_GIVEN EXERCISE_
Return every line below in which "bubble" appears.

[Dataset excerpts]
— Begin —

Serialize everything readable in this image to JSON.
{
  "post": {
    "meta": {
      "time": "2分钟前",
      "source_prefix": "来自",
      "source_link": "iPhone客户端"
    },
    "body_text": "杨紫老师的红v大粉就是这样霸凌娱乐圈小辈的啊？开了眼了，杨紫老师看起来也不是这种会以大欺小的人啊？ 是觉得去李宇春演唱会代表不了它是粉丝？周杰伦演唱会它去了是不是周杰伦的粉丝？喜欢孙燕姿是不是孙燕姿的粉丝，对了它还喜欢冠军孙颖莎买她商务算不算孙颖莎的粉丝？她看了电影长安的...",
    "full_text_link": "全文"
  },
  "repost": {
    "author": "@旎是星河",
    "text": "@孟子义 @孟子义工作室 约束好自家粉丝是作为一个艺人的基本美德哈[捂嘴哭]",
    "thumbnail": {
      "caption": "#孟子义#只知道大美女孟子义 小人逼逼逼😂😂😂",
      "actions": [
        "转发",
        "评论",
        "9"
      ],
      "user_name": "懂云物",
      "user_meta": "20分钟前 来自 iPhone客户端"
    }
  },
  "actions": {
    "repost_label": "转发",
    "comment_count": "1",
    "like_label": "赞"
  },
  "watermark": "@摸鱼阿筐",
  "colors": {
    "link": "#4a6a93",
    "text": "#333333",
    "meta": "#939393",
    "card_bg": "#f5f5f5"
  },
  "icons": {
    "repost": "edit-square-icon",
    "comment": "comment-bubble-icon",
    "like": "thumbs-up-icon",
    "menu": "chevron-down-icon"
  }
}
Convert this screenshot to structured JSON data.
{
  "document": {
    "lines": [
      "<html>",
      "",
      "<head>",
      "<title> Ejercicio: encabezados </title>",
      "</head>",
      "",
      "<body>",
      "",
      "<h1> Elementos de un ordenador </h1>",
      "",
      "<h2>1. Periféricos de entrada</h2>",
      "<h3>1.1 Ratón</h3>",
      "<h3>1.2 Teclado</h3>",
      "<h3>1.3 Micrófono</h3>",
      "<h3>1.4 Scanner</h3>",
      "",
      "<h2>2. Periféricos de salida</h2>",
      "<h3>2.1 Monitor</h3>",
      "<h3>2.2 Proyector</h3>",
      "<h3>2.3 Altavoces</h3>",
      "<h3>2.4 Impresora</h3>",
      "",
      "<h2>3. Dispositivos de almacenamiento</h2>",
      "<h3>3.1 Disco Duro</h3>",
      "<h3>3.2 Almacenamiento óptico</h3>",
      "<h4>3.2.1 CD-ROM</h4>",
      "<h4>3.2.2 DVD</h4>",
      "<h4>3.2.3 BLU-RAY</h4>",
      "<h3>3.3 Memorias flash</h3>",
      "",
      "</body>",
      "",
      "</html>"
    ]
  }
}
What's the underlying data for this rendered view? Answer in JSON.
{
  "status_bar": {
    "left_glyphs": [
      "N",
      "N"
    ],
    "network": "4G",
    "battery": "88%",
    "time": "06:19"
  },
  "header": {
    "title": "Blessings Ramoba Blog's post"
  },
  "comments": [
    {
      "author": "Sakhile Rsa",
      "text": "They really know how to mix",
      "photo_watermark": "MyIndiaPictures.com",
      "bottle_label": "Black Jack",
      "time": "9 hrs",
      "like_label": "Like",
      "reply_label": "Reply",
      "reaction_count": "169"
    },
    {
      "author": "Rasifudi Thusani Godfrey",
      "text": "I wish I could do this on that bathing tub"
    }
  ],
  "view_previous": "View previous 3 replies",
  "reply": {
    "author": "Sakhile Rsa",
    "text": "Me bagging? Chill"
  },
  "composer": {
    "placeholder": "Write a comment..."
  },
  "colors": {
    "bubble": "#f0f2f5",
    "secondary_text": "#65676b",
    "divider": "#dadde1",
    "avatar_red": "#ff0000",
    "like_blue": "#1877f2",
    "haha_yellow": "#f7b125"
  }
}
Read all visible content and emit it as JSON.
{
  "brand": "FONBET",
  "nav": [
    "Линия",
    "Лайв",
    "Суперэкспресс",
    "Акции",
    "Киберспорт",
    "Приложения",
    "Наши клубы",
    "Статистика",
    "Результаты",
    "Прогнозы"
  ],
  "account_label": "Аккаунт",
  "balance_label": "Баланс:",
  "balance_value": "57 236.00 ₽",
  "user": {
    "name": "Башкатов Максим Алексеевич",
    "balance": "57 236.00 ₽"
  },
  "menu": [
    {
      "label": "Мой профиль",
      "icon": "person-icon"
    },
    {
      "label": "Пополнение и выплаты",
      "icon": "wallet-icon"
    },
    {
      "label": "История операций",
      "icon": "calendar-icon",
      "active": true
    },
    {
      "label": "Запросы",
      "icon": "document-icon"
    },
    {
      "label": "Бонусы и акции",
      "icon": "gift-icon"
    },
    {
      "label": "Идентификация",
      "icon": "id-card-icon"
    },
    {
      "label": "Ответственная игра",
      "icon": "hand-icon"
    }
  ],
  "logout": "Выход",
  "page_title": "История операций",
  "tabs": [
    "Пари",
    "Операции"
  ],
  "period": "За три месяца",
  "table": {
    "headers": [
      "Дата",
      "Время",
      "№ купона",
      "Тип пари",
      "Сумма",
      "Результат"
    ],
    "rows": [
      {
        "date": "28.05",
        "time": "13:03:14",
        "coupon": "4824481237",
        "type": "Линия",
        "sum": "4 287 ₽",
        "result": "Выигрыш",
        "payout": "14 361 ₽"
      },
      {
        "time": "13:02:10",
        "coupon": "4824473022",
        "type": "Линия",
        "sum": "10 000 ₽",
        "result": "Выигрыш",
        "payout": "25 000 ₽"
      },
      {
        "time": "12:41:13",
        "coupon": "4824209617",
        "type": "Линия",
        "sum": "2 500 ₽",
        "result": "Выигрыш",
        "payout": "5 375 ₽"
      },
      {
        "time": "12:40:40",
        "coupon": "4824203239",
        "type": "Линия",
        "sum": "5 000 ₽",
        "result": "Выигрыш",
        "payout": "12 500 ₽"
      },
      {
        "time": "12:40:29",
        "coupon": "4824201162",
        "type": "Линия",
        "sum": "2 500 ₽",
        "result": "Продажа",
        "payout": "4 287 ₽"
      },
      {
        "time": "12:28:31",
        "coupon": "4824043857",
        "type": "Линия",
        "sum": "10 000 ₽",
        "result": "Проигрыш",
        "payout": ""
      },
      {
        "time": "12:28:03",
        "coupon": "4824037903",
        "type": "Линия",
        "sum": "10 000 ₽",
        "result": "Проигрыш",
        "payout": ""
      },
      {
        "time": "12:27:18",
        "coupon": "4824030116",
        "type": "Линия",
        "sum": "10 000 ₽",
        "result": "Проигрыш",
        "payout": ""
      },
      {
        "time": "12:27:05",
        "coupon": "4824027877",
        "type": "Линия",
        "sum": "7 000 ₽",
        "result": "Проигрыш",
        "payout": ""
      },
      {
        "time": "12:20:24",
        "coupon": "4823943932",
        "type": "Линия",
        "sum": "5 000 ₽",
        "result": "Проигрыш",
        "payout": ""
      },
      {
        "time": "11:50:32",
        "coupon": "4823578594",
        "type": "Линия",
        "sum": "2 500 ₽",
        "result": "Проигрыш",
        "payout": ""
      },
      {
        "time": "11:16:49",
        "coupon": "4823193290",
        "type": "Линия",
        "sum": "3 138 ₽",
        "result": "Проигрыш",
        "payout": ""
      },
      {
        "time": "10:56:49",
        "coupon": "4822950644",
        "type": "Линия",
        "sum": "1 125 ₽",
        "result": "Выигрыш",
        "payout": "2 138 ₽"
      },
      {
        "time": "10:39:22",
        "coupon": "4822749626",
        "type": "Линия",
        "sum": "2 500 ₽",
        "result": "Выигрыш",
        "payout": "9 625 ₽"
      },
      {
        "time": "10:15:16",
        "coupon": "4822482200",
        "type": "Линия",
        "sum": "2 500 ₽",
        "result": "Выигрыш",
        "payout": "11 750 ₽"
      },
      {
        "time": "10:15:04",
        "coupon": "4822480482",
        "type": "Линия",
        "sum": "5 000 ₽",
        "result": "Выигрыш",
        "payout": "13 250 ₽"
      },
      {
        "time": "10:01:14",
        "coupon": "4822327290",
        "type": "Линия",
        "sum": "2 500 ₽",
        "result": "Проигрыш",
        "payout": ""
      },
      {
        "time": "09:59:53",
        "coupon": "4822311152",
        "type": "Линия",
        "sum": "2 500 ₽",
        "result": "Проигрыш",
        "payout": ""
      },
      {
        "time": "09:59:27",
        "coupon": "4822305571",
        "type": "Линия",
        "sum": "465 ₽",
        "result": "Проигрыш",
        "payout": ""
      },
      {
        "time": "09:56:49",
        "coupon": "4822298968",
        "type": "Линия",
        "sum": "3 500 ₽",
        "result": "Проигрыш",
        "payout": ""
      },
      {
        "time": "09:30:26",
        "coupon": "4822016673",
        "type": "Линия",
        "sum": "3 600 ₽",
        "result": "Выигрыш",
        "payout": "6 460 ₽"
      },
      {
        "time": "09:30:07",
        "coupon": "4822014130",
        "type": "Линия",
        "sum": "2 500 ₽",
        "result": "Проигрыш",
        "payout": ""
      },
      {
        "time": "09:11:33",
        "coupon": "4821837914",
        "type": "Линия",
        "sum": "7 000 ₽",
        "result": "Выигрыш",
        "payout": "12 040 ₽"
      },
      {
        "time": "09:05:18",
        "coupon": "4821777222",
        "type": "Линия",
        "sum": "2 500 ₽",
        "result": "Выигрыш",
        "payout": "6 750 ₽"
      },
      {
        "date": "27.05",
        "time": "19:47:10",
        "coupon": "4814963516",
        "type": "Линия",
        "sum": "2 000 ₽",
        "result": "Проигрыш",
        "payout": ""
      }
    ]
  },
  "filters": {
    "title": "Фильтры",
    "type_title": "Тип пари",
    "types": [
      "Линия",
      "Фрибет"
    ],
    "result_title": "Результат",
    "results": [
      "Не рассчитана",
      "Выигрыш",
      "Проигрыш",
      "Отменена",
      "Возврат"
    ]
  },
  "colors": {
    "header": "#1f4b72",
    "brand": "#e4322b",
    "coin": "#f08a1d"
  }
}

— End —

_THE RESPONSE_
    "comment": "comment-bubble-icon",
    "bubble": "#f0f2f5",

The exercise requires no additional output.